WRITTEN INSTRUCTION =
Can you format the records between the lines holding "List each element" and "variable-type: Billing Address: Address", inclusive, as a two-column CSV with columns instruction and response? Each request should get one row, with its text and its answer each in a single quoted field, line breaks turned into spaces, and pictures left out.

DATA PROVIDED =
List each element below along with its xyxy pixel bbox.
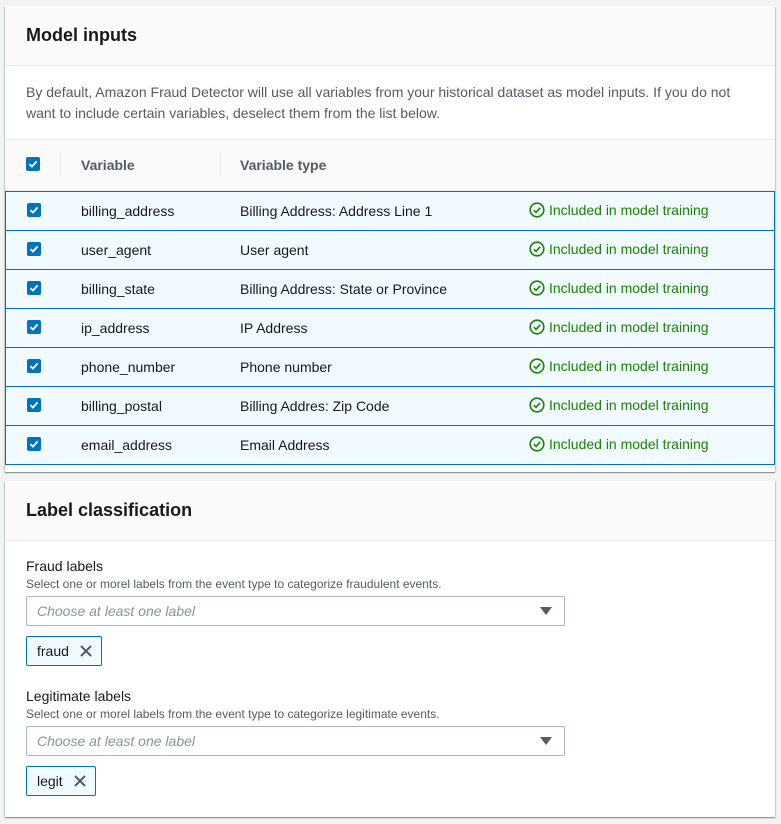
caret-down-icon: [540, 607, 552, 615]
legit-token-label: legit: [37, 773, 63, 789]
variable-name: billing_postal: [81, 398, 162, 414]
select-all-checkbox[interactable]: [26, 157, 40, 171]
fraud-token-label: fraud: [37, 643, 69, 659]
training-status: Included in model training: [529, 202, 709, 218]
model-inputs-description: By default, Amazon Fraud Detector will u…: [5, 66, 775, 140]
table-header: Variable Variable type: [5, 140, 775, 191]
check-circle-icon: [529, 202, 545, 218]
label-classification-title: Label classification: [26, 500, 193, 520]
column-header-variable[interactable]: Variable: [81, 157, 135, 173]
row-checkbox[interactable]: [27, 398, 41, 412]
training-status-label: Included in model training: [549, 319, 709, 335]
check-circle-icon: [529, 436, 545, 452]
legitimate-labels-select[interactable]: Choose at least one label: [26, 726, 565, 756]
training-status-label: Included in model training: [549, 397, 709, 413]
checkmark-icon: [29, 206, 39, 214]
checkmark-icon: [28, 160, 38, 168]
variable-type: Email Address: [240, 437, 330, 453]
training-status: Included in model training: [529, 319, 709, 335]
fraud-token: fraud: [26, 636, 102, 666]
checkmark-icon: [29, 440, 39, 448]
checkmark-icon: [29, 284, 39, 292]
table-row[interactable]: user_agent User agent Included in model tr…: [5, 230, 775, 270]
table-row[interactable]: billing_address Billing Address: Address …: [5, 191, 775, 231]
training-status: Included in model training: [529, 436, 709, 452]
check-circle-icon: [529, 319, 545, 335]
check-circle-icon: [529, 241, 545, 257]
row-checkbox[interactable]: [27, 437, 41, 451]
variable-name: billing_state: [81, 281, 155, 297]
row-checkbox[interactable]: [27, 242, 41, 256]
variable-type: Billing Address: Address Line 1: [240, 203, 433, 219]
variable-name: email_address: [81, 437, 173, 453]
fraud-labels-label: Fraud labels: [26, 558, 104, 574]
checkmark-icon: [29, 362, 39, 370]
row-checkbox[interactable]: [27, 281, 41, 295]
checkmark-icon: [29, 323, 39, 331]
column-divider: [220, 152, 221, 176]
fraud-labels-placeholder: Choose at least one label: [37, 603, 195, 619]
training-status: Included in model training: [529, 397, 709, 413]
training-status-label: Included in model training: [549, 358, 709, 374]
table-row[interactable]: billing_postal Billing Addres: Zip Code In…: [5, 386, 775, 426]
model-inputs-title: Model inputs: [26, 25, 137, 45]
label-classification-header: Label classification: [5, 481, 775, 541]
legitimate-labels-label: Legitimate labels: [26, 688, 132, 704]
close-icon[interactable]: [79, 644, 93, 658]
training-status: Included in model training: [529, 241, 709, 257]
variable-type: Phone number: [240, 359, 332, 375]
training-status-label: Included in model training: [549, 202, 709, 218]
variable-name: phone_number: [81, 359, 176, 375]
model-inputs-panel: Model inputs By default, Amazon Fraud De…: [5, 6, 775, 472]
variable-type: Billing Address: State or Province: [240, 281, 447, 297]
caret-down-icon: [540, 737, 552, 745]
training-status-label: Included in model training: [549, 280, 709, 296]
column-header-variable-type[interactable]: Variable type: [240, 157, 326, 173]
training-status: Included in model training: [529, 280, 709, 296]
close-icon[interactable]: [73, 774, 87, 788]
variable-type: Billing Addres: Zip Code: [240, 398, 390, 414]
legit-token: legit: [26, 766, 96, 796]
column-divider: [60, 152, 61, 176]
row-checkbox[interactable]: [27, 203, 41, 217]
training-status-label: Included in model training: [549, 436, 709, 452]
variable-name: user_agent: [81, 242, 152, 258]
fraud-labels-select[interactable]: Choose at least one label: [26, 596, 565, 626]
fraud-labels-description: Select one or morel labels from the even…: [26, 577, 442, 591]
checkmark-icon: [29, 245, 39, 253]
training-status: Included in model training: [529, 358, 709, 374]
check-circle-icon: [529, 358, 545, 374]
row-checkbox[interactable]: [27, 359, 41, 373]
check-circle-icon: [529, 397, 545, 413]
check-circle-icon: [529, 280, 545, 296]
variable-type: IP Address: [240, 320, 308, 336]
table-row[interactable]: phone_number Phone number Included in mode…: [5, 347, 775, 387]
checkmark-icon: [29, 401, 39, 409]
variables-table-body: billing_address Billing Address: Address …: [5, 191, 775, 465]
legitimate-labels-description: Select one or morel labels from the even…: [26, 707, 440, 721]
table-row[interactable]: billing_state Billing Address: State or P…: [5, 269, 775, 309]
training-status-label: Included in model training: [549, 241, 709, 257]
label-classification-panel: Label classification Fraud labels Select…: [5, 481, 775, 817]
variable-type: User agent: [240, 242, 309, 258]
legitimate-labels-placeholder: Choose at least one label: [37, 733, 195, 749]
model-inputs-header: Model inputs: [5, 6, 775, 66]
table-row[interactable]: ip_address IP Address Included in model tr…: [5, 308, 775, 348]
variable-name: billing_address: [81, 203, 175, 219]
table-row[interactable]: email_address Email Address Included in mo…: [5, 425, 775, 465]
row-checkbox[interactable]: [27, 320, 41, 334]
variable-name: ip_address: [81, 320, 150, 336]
==
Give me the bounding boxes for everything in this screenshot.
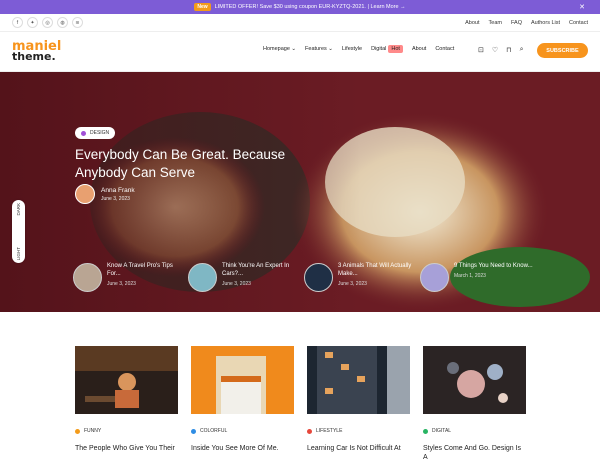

TASK RESPONSE =
instruction,response
"List each element below along with its xyxy pixel bbox.","caret-down-icon: [540, 607, 552, 615] legit-token-label: legit: [37, 773, 63, 789] variable-name: billing_postal: [81, 398, 162, 414] select-all-checkbox[interactable]: [26, 157, 40, 171] fraud-token-label: fraud: [37, 643, 69, 659] training-status: Included in model training: [529, 202, 709, 218] model-inputs-description: By default, Amazon Fraud Detector will u…: [5, 66, 775, 140] table-header: Variable Variable type: [5, 140, 775, 191] check-circle-icon: [529, 202, 545, 218] label-classification-title: Label classification: [26, 500, 193, 520] column-header-variable[interactable]: Variable: [81, 157, 135, 173] row-checkbox[interactable]: [27, 398, 41, 412] training-status-label: Included in model training: [549, 319, 709, 335] check-circle-icon: [529, 436, 545, 452] legitimate-labels-select[interactable]: Choose at least one label: [26, 726, 565, 756] training-status-label: Included in model training: [549, 397, 709, 413] checkmark-icon: [29, 206, 39, 214] checkmark-icon: [28, 160, 38, 168] variable-type: Email Address: [240, 437, 330, 453] training-status: Included in model training: [529, 319, 709, 335] fraud-token: fraud: [26, 636, 102, 666] checkmark-icon: [29, 440, 39, 448] checkmark-icon: [29, 284, 39, 292] table-row[interactable]: user_agent User agent Included in model tr…: [5, 230, 775, 270] table-row[interactable]: billing_address Billing Address: Address …: [5, 191, 775, 231] training-status: Included in model training: [529, 436, 709, 452] check-circle-icon: [529, 319, 545, 335] check-circle-icon: [529, 241, 545, 257] row-checkbox[interactable]: [27, 437, 41, 451] variable-name: billing_state: [81, 281, 155, 297] row-checkbox[interactable]: [27, 242, 41, 256] variable-type: Billing Address: Address Line 1: [240, 203, 433, 219]"